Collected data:
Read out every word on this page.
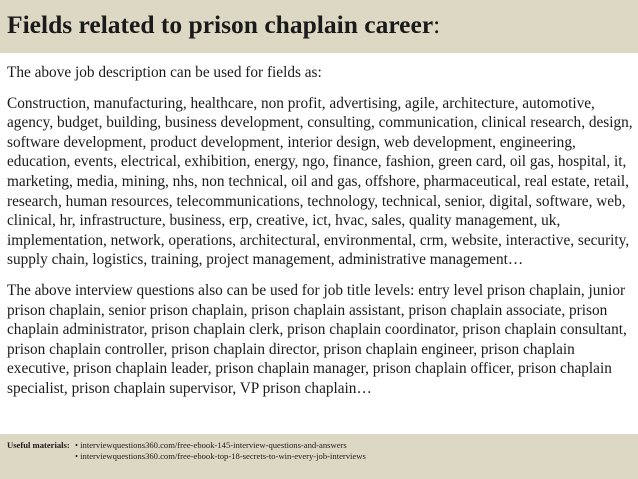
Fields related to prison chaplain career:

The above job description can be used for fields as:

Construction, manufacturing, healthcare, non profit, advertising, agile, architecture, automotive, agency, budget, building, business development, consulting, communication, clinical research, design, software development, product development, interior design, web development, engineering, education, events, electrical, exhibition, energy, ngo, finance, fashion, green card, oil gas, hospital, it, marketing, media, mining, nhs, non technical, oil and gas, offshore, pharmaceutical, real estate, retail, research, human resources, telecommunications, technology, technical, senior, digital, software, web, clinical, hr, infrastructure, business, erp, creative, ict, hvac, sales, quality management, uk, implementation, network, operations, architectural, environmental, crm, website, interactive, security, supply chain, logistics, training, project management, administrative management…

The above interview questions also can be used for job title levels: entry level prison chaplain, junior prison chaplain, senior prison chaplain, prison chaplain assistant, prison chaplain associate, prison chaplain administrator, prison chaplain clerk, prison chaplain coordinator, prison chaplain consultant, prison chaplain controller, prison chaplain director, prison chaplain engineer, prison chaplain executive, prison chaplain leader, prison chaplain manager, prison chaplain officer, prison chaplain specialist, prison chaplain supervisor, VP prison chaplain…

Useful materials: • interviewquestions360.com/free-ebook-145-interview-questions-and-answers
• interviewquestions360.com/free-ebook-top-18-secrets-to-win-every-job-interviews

---

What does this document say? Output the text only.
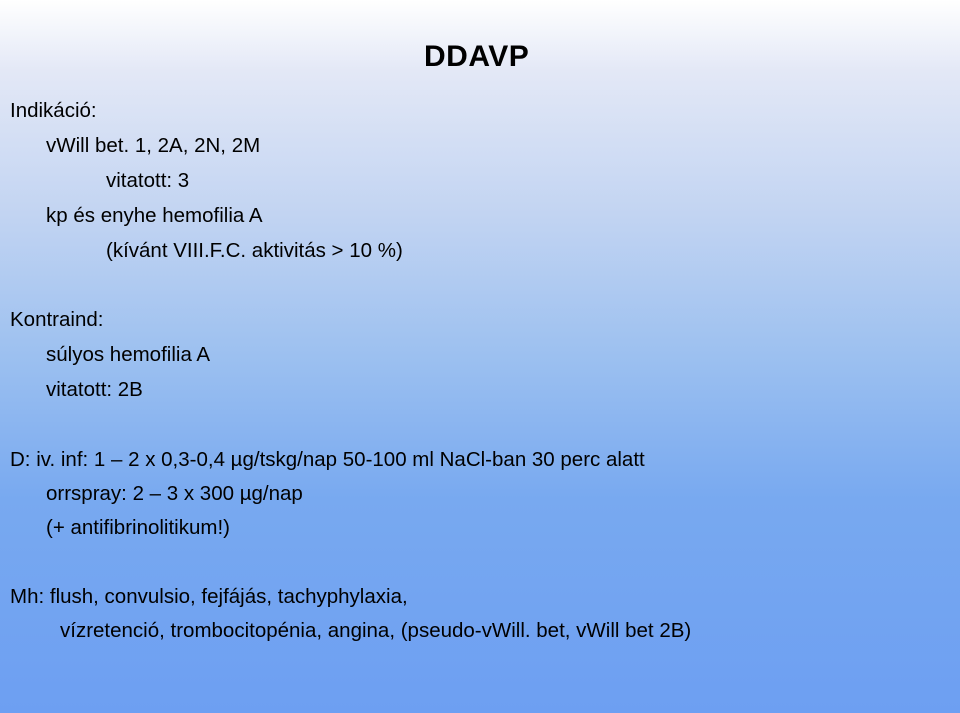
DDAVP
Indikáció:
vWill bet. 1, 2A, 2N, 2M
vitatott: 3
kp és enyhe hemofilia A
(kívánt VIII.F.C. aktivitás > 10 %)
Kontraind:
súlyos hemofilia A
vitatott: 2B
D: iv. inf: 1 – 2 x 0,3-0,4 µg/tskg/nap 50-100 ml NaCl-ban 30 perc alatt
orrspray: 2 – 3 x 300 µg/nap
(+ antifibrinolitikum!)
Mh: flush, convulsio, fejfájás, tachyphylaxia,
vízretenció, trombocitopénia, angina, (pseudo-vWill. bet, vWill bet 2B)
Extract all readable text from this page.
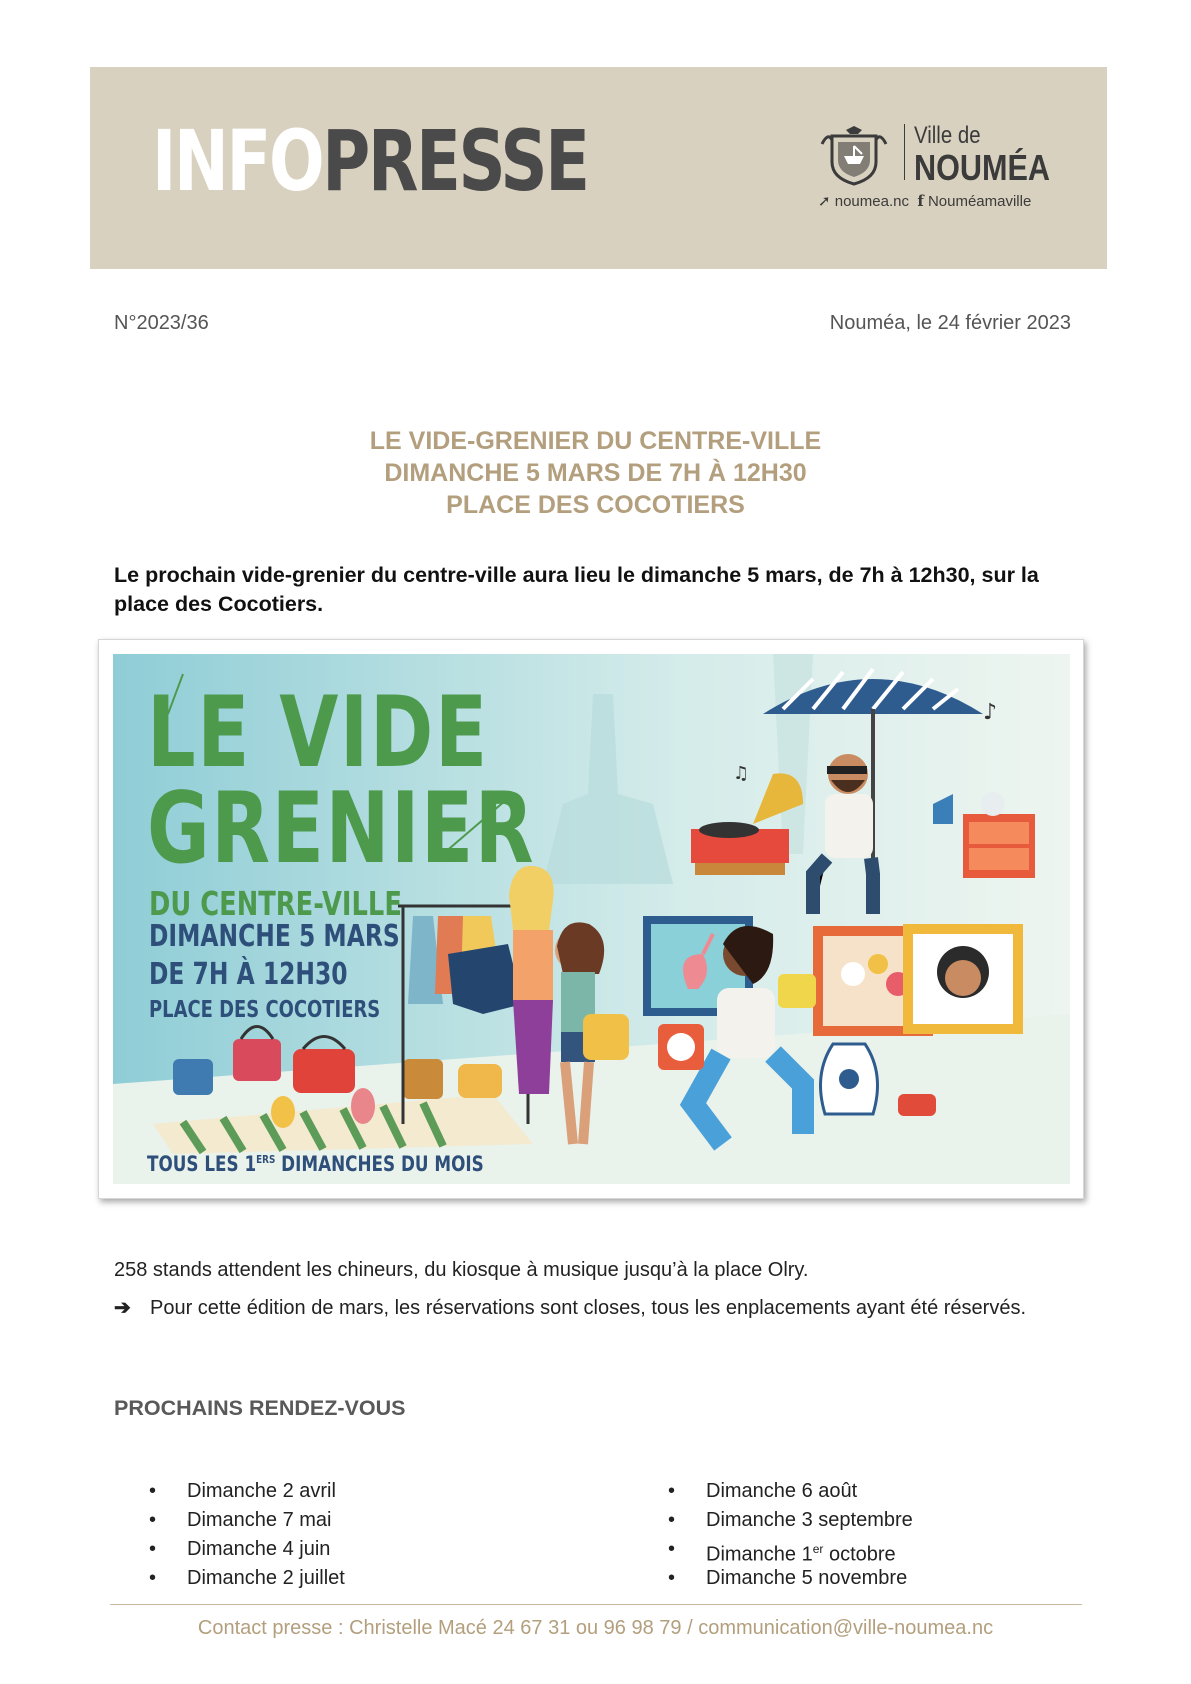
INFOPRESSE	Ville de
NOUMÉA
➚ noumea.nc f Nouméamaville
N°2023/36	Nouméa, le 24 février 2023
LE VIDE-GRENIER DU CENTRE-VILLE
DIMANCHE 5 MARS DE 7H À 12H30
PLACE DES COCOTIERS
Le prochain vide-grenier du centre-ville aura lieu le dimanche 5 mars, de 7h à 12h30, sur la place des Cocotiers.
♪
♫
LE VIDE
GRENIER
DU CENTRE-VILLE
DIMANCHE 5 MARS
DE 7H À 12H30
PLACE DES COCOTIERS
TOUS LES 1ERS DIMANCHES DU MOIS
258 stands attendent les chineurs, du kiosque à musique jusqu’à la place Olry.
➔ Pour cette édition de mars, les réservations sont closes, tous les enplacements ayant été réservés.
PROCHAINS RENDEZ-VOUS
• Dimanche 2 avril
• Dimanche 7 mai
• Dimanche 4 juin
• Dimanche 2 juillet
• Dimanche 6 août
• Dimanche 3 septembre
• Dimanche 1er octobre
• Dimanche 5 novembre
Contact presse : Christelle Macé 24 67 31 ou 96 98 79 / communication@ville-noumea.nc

▸ **What you need to do**
In the records above, find each line that holds the word "text"; copy all such lines.

▸ **Worked answer**
What does this document say? Output the text only.
Extract all readable text from this page.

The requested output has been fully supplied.